### What is being asked
Will you transcribe the entries that follow, exactly and in full?

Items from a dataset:

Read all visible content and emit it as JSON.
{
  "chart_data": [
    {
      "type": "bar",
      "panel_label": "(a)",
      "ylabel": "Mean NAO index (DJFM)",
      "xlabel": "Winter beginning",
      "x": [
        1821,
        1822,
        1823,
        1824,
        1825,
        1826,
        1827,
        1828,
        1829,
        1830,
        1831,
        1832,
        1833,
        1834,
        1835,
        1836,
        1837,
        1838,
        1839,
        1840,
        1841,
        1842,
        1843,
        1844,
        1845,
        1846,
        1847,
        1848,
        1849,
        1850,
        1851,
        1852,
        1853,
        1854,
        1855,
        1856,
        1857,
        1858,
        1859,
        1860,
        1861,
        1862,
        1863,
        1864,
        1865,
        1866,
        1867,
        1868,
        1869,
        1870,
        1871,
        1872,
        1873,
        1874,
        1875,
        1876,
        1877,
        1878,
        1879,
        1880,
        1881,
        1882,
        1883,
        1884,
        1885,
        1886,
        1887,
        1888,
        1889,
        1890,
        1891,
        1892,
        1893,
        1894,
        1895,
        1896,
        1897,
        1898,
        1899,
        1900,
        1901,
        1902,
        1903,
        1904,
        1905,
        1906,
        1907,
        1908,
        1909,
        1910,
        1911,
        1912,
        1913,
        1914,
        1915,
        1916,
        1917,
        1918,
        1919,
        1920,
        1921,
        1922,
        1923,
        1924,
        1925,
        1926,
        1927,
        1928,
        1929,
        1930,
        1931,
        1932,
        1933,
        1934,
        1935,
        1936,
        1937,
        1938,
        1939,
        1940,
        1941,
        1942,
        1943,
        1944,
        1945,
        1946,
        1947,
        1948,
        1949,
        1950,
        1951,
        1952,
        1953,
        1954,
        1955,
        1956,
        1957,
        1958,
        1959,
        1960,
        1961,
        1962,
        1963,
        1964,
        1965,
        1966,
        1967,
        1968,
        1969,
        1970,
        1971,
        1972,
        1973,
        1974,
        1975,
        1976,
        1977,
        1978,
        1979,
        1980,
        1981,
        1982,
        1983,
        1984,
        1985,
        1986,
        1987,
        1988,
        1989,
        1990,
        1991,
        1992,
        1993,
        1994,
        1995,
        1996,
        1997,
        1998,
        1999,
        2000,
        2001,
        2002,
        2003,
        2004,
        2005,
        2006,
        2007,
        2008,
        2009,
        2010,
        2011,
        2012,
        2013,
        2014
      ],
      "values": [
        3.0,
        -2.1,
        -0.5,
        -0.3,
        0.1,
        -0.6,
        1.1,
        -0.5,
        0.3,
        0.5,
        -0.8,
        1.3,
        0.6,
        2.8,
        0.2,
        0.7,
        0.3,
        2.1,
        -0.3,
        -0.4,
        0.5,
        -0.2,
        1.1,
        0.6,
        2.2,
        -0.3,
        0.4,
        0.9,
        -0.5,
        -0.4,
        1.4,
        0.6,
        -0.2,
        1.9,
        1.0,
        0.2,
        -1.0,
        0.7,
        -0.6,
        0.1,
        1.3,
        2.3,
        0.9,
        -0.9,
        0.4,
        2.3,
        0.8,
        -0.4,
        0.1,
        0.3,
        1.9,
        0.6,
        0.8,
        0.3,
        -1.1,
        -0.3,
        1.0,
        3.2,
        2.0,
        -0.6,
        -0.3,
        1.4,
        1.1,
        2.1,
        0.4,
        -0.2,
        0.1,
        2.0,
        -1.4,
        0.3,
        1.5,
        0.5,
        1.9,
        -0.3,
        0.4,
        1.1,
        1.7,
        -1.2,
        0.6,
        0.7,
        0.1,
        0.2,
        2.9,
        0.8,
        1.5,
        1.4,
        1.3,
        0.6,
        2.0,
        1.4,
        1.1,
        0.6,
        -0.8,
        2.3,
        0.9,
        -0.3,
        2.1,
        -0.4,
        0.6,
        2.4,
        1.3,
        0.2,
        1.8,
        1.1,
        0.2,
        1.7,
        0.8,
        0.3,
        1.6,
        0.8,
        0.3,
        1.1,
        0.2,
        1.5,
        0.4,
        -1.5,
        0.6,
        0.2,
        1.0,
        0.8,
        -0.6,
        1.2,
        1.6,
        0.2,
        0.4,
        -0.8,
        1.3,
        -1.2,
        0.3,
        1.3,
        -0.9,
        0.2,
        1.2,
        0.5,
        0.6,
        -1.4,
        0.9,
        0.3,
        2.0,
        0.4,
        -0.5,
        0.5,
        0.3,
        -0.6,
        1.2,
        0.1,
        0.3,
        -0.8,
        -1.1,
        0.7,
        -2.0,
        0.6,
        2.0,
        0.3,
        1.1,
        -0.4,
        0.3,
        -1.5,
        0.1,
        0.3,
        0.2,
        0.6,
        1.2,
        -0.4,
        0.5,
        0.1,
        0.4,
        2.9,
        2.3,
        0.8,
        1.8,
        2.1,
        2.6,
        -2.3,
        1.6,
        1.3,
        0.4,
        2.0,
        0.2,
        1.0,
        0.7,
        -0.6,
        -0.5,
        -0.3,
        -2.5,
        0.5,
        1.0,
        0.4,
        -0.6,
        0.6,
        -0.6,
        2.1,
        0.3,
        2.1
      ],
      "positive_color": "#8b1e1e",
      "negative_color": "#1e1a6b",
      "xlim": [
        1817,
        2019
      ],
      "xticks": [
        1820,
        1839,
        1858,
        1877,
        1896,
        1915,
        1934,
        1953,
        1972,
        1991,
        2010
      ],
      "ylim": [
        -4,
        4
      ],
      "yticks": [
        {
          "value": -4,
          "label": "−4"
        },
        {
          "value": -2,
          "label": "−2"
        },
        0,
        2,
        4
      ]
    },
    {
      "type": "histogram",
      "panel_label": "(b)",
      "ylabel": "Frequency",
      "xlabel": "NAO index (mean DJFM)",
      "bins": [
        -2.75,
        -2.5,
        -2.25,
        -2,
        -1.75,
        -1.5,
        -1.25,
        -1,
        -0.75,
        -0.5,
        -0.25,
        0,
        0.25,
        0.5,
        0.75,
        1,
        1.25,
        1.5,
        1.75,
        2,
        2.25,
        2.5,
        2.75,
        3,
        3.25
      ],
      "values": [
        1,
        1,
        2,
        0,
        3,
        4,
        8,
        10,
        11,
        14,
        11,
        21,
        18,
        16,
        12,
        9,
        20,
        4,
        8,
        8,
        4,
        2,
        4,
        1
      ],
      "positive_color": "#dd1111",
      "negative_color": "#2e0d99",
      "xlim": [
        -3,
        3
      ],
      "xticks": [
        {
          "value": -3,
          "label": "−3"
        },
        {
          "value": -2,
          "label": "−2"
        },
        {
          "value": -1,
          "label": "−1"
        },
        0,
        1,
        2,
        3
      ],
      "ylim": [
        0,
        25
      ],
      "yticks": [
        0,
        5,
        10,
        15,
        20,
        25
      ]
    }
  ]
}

### Answer for this exercise
Read all visible content and emit it as JSON.
{
  "chart_data": [
    {
      "type": "bar",
      "panel_label": "(a)",
      "ylabel": "Mean NAO index (DJFM)",
      "xlabel": "Winter beginning",
      "x": [
        1821,
        1822,
        1823,
        1824,
        1825,
        1826,
        1827,
        1828,
        1829,
        1830,
        1831,
        1832,
        1833,
        1834,
        1835,
        1836,
        1837,
        1838,
        1839,
        1840,
        1841,
        1842,
        1843,
        1844,
        1845,
        1846,
        1847,
        1848,
        1849,
        1850,
        1851,
        1852,
        1853,
        1854,
        1855,
        1856,
        1857,
        1858,
        1859,
        1860,
        1861,
        1862,
        1863,
        1864,
        1865,
        1866,
        1867,
        1868,
        1869,
        1870,
        1871,
        1872,
        1873,
        1874,
        1875,
        1876,
        1877,
        1878,
        1879,
        1880,
        1881,
        1882,
        1883,
        1884,
        1885,
        1886,
        1887,
        1888,
        1889,
        1890,
        1891,
        1892,
        1893,
        1894,
        1895,
        1896,
        1897,
        1898,
        1899,
        1900,
        1901,
        1902,
        1903,
        1904,
        1905,
        1906,
        1907,
        1908,
        1909,
        1910,
        1911,
        1912,
        1913,
        1914,
        1915,
        1916,
        1917,
        1918,
        1919,
        1920,
        1921,
        1922,
        1923,
        1924,
        1925,
        1926,
        1927,
        1928,
        1929,
        1930,
        1931,
        1932,
        1933,
        1934,
        1935,
        1936,
        1937,
        1938,
        1939,
        1940,
        1941,
        1942,
        1943,
        1944,
        1945,
        1946,
        1947,
        1948,
        1949,
        1950,
        1951,
        1952,
        1953,
        1954,
        1955,
        1956,
        1957,
        1958,
        1959,
        1960,
        1961,
        1962,
        1963,
        1964,
        1965,
        1966,
        1967,
        1968,
        1969,
        1970,
        1971,
        1972,
        1973,
        1974,
        1975,
        1976,
        1977,
        1978,
        1979,
        1980,
        1981,
        1982,
        1983,
        1984,
        1985,
        1986,
        1987,
        1988,
        1989,
        1990,
        1991,
        1992,
        1993,
        1994,
        1995,
        1996,
        1997,
        1998,
        1999,
        2000,
        2001,
        2002,
        2003,
        2004,
        2005,
        2006,
        2007,
        2008,
        2009,
        2010,
        2011,
        2012,
        2013,
        2014
      ],
      "values": [
        3.0,
        -2.1,
        -0.5,
        -0.3,
        0.1,
        -0.6,
        1.1,
        -0.5,
        0.3,
        0.5,
        -0.8,
        1.3,
        0.6,
        2.8,
        0.2,
        0.7,
        0.3,
        2.1,
        -0.3,
        -0.4,
        0.5,
        -0.2,
        1.1,
        0.6,
        2.2,
        -0.3,
        0.4,
        0.9,
        -0.5,
        -0.4,
        1.4,
        0.6,
        -0.2,
        1.9,
        1.0,
        0.2,
        -1.0,
        0.7,
        -0.6,
        0.1,
        1.3,
        2.3,
        0.9,
        -0.9,
        0.4,
        2.3,
        0.8,
        -0.4,
        0.1,
        0.3,
        1.9,
        0.6,
        0.8,
        0.3,
        -1.1,
        -0.3,
        1.0,
        3.2,
        2.0,
        -0.6,
        -0.3,
        1.4,
        1.1,
        2.1,
        0.4,
        -0.2,
        0.1,
        2.0,
        -1.4,
        0.3,
        1.5,
        0.5,
        1.9,
        -0.3,
        0.4,
        1.1,
        1.7,
        -1.2,
        0.6,
        0.7,
        0.1,
        0.2,
        2.9,
        0.8,
        1.5,
        1.4,
        1.3,
        0.6,
        2.0,
        1.4,
        1.1,
        0.6,
        -0.8,
        2.3,
        0.9,
        -0.3,
        2.1,
        -0.4,
        0.6,
        2.4,
        1.3,
        0.2,
        1.8,
        1.1,
        0.2,
        1.7,
        0.8,
        0.3,
        1.6,
        0.8,
        0.3,
        1.1,
        0.2,
        1.5,
        0.4,
        -1.5,
        0.6,
        0.2,
        1.0,
        0.8,
        -0.6,
        1.2,
        1.6,
        0.2,
        0.4,
        -0.8,
        1.3,
        -1.2,
        0.3,
        1.3,
        -0.9,
        0.2,
        1.2,
        0.5,
        0.6,
        -1.4,
        0.9,
        0.3,
        2.0,
        0.4,
        -0.5,
        0.5,
        0.3,
        -0.6,
        1.2,
        0.1,
        0.3,
        -0.8,
        -1.1,
        0.7,
        -2.0,
        0.6,
        2.0,
        0.3,
        1.1,
        -0.4,
        0.3,
        -1.5,
        0.1,
        0.3,
        0.2,
        0.6,
        1.2,
        -0.4,
        0.5,
        0.1,
        0.4,
        2.9,
        2.3,
        0.8,
        1.8,
        2.1,
        2.6,
        -2.3,
        1.6,
        1.3,
        0.4,
        2.0,
        0.2,
        1.0,
        0.7,
        -0.6,
        -0.5,
        -0.3,
        -2.5,
        0.5,
        1.0,
        0.4,
        -0.6,
        0.6,
        -0.6,
        2.1,
        0.3,
        2.1
      ],
      "positive_color": "#8b1e1e",
      "negative_color": "#1e1a6b",
      "xlim": [
        1817,
        2019
      ],
      "xticks": [
        1820,
        1839,
        1858,
        1877,
        1896,
        1915,
        1934,
        1953,
        1972,
        1991,
        2010
      ],
      "ylim": [
        -4,
        4
      ],
      "yticks": [
        {
          "value": -4,
          "label": "−4"
        },
        {
          "value": -2,
          "label": "−2"
        },
        0,
        2,
        4
      ]
    },
    {
      "type": "histogram",
      "panel_label": "(b)",
      "ylabel": "Frequency",
      "xlabel": "NAO index (mean DJFM)",
      "bins": [
        -2.75,
        -2.5,
        -2.25,
        -2,
        -1.75,
        -1.5,
        -1.25,
        -1,
        -0.75,
        -0.5,
        -0.25,
        0,
        0.25,
        0.5,
        0.75,
        1,
        1.25,
        1.5,
        1.75,
        2,
        2.25,
        2.5,
        2.75,
        3,
        3.25
      ],
      "values": [
        1,
        1,
        2,
        0,
        3,
        4,
        8,
        10,
        11,
        14,
        11,
        21,
        18,
        16,
        12,
        9,
        20,
        4,
        8,
        8,
        4,
        2,
        4,
        1
      ],
      "positive_color": "#dd1111",
      "negative_color": "#2e0d99",
      "xlim": [
        -3,
        3
      ],
      "xticks": [
        {
          "value": -3,
          "label": "−3"
        },
        {
          "value": -2,
          "label": "−2"
        },
        {
          "value": -1,
          "label": "−1"
        },
        0,
        1,
        2,
        3
      ],
      "ylim": [
        0,
        25
      ],
      "yticks": [
        0,
        5,
        10,
        15,
        20,
        25
      ]
    }
  ]
}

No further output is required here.